* **Task prompt**
Look for "Carousel" in each line of the entries, and return the matching lines.

Stored entries
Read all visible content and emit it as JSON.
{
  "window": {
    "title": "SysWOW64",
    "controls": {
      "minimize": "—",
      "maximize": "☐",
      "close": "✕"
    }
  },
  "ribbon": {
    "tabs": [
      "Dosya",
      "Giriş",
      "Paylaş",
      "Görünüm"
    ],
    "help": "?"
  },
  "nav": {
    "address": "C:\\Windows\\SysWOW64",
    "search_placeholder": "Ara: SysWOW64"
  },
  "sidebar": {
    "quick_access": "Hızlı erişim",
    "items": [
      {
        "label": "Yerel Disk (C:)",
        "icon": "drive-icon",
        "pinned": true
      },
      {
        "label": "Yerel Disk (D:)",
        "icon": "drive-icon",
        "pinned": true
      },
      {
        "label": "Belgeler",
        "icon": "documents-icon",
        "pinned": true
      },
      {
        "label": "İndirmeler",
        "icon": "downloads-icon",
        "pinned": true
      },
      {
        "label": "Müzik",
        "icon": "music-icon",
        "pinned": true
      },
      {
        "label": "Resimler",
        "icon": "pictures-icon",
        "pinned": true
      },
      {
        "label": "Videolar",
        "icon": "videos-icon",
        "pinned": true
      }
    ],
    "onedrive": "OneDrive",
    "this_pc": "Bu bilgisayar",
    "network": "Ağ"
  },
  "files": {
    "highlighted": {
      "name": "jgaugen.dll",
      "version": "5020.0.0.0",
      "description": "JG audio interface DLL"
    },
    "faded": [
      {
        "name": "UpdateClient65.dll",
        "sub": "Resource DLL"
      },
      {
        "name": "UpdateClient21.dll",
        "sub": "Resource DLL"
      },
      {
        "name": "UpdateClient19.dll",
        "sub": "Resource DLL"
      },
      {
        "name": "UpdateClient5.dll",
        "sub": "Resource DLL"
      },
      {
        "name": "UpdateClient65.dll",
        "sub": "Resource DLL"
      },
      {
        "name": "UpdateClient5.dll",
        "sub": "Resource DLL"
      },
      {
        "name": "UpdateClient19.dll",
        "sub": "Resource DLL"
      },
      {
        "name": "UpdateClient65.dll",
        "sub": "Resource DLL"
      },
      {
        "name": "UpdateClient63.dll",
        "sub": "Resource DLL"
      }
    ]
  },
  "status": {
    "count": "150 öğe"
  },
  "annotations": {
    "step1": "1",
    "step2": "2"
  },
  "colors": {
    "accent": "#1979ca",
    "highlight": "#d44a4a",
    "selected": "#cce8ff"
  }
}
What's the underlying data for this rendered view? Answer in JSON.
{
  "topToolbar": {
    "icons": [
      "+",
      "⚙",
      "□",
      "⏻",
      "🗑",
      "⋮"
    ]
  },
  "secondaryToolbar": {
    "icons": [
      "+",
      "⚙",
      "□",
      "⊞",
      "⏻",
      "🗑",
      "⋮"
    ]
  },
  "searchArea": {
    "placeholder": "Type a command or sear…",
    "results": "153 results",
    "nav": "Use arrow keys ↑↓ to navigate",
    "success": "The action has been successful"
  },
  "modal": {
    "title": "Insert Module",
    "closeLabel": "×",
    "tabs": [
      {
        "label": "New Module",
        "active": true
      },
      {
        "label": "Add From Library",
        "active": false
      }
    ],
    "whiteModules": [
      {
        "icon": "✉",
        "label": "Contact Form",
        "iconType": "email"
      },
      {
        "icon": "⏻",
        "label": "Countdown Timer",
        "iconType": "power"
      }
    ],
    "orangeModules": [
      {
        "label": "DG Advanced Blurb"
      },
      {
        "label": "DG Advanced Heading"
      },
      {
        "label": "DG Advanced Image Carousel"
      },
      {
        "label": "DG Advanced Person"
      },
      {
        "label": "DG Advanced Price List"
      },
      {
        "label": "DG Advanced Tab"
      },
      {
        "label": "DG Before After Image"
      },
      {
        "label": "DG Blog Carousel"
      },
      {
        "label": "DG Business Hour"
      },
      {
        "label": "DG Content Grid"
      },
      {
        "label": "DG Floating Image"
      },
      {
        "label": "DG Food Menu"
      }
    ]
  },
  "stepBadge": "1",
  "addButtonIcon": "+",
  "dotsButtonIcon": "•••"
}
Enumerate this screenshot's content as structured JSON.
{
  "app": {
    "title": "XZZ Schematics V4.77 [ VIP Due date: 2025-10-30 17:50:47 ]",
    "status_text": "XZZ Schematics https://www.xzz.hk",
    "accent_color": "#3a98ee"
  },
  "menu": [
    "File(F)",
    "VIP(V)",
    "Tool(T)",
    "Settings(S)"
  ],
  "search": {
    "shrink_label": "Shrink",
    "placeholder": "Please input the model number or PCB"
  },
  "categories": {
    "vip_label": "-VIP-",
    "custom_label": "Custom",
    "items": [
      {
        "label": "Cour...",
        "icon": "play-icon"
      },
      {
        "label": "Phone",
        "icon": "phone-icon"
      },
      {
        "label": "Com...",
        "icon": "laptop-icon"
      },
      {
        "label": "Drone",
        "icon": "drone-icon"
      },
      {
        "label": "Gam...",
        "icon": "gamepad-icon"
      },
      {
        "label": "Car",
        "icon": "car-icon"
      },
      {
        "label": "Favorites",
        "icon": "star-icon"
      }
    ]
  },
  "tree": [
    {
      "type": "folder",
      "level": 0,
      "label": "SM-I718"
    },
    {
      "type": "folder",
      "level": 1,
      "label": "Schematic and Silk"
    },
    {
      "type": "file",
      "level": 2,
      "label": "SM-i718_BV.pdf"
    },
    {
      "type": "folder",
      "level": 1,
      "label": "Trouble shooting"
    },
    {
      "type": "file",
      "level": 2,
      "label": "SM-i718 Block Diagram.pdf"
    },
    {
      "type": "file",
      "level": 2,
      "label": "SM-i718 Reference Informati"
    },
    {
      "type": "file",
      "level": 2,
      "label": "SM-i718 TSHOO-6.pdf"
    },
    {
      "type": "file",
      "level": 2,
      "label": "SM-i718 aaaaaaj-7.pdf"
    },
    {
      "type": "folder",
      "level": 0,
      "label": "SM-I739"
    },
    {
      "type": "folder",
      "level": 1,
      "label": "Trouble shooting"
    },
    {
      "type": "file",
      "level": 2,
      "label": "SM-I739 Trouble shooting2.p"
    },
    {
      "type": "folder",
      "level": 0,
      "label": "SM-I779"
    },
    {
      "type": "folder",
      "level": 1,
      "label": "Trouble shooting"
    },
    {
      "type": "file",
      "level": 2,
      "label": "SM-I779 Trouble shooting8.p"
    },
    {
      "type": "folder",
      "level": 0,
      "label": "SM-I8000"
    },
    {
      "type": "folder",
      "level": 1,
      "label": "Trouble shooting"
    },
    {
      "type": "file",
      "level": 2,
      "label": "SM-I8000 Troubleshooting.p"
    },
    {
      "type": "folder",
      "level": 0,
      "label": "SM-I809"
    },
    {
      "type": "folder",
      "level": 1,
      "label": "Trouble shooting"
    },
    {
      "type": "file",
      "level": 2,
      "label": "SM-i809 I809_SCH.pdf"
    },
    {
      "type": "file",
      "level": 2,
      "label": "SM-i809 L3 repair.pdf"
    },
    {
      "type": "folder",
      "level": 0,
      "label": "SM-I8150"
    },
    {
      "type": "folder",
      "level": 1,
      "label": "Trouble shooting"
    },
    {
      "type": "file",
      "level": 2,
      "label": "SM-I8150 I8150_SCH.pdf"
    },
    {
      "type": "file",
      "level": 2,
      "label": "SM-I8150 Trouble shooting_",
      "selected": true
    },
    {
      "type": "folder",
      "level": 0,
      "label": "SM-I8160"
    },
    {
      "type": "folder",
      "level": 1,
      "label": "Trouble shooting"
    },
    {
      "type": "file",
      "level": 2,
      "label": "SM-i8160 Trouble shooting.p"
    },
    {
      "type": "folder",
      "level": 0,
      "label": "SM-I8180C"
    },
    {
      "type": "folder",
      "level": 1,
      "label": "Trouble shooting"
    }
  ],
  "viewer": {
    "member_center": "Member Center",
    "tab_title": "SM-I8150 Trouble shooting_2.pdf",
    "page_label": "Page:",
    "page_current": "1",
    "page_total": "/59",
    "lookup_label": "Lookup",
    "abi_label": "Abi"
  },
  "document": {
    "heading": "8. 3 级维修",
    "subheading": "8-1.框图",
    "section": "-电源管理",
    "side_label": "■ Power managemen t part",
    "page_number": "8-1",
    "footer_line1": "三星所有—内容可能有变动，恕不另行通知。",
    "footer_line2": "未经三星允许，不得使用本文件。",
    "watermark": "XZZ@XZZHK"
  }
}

* **Task response**
        "label": "DG Advanced Image Carousel"
        "label": "DG Blog Carousel"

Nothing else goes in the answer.